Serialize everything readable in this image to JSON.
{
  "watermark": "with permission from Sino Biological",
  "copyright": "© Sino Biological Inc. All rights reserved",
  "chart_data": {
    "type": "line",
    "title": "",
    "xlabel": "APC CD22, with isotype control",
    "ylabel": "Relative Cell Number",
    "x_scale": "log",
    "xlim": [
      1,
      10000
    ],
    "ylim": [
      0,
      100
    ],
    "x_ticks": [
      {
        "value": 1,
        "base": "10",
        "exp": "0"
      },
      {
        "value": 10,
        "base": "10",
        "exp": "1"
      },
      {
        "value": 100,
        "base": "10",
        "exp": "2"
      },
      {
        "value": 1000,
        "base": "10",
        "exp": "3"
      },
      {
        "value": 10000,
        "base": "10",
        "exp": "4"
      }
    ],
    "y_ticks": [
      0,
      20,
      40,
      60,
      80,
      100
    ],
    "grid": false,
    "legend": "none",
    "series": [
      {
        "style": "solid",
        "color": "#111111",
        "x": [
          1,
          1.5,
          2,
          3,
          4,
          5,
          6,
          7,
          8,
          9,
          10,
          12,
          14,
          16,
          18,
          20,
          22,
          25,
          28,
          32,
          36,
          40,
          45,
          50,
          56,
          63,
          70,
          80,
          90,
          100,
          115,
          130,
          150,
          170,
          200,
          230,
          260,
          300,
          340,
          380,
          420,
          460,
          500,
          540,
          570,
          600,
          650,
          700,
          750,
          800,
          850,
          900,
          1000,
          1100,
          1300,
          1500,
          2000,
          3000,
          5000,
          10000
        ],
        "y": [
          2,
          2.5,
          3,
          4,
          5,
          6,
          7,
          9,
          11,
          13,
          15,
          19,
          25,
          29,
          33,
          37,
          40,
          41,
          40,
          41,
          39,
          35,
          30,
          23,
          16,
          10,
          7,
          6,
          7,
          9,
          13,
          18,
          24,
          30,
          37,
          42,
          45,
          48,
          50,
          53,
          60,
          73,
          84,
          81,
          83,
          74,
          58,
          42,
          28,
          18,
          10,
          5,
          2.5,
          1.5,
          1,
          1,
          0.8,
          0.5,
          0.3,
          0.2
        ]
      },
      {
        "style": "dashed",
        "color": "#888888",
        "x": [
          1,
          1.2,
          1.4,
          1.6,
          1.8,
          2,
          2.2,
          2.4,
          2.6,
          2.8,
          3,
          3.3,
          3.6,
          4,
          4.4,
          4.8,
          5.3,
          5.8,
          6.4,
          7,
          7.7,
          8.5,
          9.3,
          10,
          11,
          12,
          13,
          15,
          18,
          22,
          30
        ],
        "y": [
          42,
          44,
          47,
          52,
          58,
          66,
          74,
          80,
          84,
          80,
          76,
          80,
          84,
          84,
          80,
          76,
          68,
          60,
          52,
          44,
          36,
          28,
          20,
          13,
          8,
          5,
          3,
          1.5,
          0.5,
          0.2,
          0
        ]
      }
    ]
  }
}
--
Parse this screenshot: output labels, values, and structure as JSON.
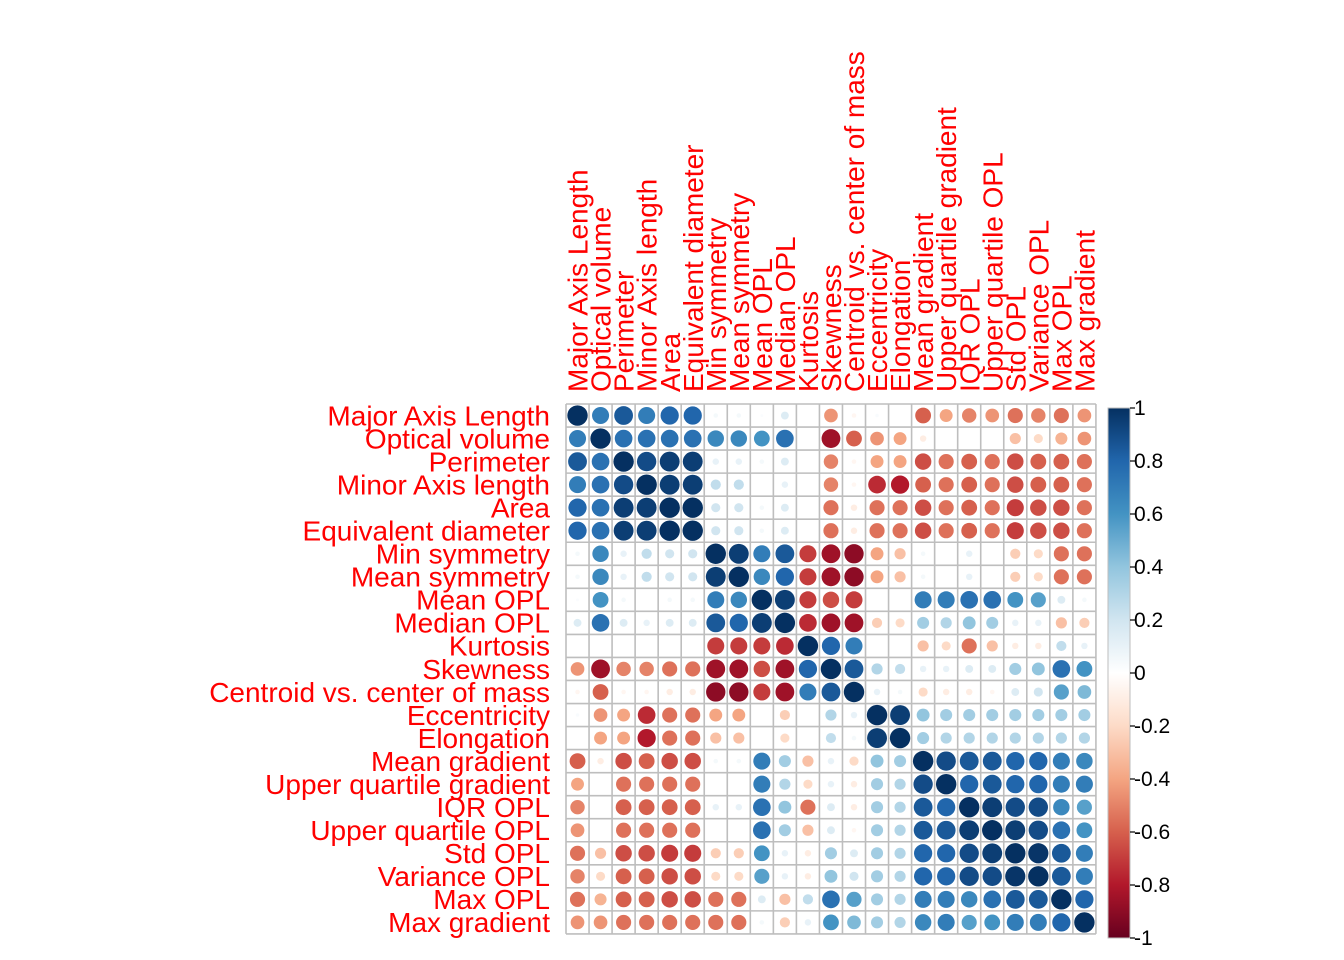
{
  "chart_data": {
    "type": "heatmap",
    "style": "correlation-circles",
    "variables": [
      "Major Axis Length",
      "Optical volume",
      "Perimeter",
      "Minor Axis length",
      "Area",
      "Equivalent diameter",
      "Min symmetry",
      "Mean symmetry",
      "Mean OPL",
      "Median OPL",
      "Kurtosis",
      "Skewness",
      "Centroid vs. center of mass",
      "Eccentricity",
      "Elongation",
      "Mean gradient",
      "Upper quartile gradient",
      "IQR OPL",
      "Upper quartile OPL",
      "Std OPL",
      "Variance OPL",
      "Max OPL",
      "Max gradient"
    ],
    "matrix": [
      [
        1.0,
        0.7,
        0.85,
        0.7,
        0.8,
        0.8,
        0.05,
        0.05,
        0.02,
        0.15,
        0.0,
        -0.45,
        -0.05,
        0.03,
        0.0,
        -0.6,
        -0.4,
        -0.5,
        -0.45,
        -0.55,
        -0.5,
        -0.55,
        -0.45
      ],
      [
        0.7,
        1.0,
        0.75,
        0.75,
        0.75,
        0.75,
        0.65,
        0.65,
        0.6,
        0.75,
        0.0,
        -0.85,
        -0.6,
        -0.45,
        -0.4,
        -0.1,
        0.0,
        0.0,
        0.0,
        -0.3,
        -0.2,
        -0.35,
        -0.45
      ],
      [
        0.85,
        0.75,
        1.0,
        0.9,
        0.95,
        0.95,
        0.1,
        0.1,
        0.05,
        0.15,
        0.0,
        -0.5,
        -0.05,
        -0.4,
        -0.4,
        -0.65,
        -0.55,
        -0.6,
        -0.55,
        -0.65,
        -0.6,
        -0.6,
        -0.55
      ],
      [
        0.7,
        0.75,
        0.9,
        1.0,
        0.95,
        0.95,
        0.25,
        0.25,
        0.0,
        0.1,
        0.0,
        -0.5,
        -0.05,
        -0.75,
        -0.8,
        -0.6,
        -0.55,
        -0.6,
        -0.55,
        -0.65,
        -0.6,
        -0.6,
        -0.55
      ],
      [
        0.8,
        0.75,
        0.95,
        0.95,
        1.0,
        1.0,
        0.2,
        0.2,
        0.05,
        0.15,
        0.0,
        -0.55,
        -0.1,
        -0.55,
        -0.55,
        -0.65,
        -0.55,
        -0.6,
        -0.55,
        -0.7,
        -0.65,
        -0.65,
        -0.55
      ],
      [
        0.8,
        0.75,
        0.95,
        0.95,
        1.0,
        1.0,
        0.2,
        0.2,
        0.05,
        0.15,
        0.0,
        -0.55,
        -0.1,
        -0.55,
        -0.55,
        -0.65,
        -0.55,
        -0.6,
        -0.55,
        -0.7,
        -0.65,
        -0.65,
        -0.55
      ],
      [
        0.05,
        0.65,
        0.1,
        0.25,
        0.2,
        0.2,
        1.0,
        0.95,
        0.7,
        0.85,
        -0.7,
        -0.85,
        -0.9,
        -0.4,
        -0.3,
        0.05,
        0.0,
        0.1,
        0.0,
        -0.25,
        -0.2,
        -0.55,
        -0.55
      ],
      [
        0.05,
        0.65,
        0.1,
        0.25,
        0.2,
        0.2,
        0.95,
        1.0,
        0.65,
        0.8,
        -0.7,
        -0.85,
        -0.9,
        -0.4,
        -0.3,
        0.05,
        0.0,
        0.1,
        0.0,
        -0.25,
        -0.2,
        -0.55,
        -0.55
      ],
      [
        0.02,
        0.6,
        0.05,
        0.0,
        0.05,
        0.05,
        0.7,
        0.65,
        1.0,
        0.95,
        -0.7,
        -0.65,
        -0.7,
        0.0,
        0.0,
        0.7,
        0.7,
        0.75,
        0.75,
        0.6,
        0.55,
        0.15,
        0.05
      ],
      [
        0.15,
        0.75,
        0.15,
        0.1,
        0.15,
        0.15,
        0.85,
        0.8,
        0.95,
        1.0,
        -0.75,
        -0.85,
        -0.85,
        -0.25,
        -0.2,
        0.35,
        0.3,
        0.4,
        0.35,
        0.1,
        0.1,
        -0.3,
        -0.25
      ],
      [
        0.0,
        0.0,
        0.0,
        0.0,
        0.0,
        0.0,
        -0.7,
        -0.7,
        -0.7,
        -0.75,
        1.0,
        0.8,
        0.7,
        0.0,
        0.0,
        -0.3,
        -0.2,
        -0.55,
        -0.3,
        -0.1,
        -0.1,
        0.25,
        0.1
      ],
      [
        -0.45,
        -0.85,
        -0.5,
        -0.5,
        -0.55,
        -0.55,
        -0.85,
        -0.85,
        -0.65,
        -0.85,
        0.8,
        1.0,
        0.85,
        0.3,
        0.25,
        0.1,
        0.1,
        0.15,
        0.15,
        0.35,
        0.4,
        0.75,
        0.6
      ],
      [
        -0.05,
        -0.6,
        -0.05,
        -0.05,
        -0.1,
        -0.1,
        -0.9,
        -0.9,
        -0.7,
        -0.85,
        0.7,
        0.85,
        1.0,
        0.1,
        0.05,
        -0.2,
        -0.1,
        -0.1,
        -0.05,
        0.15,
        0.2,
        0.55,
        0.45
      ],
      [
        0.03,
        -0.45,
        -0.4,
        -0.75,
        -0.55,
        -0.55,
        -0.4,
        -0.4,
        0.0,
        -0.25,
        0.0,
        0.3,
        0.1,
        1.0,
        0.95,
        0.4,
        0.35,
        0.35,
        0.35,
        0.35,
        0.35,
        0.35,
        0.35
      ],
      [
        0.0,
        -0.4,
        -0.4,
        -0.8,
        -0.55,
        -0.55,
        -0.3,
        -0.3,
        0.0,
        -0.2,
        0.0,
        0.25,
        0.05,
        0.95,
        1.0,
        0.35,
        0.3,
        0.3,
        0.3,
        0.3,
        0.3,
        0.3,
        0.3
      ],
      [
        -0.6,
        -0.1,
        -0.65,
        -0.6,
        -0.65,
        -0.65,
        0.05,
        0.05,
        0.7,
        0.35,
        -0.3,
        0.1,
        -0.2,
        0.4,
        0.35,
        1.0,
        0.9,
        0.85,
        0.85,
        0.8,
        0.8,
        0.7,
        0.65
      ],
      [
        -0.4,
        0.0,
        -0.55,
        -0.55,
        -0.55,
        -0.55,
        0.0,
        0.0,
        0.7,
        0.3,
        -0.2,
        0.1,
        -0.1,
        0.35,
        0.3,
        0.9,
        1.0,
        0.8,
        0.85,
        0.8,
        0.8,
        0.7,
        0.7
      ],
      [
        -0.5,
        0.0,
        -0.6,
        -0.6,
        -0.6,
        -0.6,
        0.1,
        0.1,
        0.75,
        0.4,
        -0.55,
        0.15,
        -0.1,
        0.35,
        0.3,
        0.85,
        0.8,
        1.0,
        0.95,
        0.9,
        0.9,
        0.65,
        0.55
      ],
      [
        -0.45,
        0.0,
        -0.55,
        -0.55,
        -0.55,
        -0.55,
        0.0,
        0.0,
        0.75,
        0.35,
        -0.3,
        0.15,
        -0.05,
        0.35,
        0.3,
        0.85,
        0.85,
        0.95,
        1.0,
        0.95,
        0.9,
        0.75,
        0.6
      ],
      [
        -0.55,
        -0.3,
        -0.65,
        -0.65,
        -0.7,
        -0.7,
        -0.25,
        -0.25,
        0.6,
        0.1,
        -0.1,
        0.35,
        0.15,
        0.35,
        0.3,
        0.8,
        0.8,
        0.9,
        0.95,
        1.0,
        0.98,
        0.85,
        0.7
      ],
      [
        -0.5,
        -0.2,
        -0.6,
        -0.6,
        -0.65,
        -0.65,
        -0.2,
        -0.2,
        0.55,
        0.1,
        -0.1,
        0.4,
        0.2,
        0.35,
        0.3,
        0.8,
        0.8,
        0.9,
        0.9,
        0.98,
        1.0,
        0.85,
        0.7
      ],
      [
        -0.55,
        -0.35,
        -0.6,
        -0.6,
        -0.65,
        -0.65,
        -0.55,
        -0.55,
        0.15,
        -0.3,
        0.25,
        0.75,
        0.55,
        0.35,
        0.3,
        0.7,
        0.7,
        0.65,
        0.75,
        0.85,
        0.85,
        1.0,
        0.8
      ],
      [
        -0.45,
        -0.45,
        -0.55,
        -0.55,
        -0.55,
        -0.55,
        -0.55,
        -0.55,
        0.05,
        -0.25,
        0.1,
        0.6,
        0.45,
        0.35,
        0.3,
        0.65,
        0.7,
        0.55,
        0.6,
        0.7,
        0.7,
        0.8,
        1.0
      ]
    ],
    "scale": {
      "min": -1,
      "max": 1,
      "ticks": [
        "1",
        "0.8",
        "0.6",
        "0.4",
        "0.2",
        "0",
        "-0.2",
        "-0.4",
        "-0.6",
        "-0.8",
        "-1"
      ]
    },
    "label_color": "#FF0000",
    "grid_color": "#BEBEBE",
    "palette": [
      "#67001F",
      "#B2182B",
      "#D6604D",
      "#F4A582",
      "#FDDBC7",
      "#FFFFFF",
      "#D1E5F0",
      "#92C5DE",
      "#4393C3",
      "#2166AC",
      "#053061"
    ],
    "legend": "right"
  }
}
...
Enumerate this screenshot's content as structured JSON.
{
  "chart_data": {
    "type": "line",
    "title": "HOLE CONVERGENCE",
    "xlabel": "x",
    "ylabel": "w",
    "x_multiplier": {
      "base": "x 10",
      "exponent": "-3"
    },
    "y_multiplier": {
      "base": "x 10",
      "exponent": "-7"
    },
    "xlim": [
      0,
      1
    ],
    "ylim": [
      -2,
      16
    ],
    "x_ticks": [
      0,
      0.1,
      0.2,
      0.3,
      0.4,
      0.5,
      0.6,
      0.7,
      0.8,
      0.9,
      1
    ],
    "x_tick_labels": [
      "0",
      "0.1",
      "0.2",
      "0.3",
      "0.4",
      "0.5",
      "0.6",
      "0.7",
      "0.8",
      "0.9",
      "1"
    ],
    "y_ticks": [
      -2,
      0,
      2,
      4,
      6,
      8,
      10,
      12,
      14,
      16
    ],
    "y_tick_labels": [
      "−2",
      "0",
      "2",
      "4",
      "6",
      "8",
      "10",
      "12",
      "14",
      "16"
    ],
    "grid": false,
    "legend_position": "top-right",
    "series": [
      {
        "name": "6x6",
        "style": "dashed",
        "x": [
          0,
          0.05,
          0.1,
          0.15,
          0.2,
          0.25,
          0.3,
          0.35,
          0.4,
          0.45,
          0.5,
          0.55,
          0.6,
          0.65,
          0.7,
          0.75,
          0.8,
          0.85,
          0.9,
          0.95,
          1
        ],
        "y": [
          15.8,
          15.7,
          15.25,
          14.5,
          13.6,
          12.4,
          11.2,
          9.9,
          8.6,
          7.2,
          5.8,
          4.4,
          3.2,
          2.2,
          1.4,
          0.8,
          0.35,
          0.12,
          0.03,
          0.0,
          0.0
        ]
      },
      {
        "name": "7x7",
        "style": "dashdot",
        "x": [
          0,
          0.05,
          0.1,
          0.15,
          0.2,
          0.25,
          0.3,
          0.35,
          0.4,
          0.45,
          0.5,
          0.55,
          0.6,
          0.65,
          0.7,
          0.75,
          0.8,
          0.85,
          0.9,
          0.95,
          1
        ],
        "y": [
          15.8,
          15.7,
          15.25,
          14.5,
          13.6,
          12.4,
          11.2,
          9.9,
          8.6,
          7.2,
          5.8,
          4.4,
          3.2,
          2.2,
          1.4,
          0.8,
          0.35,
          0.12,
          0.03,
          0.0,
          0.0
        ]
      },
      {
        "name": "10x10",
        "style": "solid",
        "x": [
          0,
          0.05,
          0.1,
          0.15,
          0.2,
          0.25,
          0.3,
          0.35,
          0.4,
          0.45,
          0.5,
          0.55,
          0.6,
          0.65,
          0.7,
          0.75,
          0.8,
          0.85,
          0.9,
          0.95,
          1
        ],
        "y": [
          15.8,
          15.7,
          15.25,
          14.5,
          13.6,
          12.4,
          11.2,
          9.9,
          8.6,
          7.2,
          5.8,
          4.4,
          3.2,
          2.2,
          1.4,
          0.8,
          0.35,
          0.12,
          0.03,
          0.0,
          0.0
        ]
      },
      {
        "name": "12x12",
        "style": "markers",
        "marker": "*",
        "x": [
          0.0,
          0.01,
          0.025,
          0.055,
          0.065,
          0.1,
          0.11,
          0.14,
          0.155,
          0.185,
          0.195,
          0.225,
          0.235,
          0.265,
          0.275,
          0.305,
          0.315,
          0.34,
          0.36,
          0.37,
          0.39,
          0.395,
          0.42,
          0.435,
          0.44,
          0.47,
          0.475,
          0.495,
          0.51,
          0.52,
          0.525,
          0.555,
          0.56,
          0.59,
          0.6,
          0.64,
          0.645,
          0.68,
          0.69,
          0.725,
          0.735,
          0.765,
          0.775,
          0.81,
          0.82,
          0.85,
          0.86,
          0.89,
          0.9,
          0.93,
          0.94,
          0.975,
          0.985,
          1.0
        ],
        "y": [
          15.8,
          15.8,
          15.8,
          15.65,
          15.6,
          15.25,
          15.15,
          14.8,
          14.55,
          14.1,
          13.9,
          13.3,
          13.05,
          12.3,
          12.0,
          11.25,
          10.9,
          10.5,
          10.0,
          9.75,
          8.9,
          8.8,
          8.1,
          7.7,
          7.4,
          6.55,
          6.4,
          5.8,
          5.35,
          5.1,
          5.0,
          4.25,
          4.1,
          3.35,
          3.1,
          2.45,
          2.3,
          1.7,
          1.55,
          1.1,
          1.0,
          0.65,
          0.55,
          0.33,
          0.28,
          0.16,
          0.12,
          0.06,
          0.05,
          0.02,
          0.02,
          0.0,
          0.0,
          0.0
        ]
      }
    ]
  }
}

Task description: Across all the entries, count the lines that contain the word "Axis" and give the number by itself.

Correct response: 2